> **MATERIAL PROVIDED**:
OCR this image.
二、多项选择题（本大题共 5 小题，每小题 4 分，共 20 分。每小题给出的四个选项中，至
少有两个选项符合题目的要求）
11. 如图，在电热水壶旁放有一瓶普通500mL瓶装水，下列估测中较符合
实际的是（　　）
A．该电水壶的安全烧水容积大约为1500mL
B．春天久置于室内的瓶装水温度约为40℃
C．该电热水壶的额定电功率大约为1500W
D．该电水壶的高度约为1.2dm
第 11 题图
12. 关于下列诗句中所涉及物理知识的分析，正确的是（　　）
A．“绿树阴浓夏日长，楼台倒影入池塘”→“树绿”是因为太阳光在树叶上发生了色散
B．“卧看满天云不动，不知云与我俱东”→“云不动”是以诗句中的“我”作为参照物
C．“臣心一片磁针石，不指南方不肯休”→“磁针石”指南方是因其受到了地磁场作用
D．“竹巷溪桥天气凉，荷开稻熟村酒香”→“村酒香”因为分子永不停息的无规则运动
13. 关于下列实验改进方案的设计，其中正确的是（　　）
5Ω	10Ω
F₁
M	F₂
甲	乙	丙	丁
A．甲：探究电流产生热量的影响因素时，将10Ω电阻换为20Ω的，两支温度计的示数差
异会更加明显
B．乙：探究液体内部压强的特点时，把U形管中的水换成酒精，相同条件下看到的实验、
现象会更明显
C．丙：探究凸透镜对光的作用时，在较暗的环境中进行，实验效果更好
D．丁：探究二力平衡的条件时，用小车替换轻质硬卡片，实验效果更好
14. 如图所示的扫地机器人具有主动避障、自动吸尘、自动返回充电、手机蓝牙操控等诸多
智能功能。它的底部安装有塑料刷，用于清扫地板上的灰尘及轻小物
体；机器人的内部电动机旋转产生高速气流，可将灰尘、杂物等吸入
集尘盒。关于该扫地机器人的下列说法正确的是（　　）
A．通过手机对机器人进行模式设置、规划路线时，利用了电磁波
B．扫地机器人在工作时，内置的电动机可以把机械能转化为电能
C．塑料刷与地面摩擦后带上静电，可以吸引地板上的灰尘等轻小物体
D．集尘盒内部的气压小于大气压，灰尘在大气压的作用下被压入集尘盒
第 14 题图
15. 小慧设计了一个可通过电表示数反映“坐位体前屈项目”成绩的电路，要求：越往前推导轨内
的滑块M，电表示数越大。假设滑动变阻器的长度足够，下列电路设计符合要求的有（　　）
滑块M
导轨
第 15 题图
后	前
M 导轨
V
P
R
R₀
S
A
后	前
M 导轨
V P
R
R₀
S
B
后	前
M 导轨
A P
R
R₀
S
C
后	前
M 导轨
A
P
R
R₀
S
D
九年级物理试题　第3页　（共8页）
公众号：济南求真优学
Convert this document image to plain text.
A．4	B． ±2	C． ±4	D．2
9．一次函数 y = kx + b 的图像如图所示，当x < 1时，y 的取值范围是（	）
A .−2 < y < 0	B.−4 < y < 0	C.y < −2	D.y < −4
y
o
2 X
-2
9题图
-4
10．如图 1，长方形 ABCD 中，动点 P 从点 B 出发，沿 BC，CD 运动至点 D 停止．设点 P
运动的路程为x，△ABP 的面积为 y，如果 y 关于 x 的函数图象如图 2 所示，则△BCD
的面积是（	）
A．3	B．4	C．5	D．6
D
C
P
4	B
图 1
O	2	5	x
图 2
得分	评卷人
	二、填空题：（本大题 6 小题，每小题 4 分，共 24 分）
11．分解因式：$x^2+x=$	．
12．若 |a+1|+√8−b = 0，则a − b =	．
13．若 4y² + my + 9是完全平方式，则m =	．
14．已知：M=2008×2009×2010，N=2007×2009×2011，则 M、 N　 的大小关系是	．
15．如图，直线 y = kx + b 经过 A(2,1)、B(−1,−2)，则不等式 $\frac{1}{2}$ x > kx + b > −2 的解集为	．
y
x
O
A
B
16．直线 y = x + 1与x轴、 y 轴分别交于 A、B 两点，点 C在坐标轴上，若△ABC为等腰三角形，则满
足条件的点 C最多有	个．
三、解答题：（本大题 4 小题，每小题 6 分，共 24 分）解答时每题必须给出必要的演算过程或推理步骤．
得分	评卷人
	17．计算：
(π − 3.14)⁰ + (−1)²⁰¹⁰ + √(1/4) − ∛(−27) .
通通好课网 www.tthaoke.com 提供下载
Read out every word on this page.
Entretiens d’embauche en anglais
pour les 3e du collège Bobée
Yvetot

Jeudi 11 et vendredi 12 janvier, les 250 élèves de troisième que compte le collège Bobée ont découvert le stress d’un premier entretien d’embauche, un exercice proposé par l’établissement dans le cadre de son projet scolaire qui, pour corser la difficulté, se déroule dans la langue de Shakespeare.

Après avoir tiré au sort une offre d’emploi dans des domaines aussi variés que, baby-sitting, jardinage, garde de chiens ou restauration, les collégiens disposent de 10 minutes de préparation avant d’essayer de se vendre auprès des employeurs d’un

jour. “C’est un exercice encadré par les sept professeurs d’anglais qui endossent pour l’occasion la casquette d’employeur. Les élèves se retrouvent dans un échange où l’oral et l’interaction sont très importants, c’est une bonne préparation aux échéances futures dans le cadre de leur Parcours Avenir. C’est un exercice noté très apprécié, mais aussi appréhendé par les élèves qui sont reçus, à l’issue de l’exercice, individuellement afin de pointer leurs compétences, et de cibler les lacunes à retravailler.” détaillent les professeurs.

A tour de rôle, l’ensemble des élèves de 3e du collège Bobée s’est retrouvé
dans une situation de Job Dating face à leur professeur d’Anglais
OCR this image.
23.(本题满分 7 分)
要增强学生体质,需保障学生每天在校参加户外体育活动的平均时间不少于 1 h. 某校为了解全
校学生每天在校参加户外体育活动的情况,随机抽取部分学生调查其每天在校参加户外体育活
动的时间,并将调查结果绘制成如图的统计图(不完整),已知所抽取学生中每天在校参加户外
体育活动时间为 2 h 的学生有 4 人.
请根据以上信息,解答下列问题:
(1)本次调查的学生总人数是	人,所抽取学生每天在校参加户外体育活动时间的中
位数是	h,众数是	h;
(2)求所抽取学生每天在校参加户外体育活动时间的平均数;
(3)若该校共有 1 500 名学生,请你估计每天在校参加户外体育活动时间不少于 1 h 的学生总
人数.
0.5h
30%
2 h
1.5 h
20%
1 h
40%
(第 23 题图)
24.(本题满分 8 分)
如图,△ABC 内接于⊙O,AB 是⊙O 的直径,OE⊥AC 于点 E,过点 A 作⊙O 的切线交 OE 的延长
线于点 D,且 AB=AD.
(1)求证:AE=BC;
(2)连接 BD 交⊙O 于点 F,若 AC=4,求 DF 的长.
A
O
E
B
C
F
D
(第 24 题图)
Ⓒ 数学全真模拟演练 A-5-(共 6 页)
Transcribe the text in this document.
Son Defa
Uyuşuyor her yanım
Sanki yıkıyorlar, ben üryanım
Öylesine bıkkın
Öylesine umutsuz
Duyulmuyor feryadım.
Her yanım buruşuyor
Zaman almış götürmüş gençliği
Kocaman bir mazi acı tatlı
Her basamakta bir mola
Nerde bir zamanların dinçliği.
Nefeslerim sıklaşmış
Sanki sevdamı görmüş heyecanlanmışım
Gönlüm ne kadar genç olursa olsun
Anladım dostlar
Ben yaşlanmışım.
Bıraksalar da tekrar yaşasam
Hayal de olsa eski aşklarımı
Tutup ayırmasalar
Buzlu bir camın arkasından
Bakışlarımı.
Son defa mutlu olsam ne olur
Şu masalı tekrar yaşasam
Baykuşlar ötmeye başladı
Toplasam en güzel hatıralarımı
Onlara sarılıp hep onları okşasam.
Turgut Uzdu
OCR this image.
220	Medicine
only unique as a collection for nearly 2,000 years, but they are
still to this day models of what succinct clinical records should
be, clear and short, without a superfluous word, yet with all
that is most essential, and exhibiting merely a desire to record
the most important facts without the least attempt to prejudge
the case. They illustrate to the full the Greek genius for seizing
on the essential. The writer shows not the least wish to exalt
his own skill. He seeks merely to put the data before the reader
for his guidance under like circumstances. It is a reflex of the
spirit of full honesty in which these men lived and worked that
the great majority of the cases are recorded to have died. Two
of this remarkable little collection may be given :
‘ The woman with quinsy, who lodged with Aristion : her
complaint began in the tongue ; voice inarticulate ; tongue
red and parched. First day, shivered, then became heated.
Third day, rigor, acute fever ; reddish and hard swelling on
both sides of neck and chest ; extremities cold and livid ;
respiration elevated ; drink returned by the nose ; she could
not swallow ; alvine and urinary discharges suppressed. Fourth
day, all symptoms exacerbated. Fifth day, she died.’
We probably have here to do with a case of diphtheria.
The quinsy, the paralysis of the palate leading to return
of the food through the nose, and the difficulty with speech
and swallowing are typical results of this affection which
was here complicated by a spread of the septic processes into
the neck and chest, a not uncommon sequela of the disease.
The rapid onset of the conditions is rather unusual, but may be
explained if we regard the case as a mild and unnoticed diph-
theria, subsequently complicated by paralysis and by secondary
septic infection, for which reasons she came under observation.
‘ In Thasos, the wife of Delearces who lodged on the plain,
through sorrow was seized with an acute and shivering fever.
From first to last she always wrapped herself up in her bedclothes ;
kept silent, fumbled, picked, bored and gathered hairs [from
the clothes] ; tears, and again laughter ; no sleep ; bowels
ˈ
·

> **EXERCISE REQUIREMENTS**:
Where a line above contains the word "most", copy that line.

> **FINISHED TASK**:
that is most essential, and exhibiting merely a desire to record
the most important facts without the least attempt to prejudge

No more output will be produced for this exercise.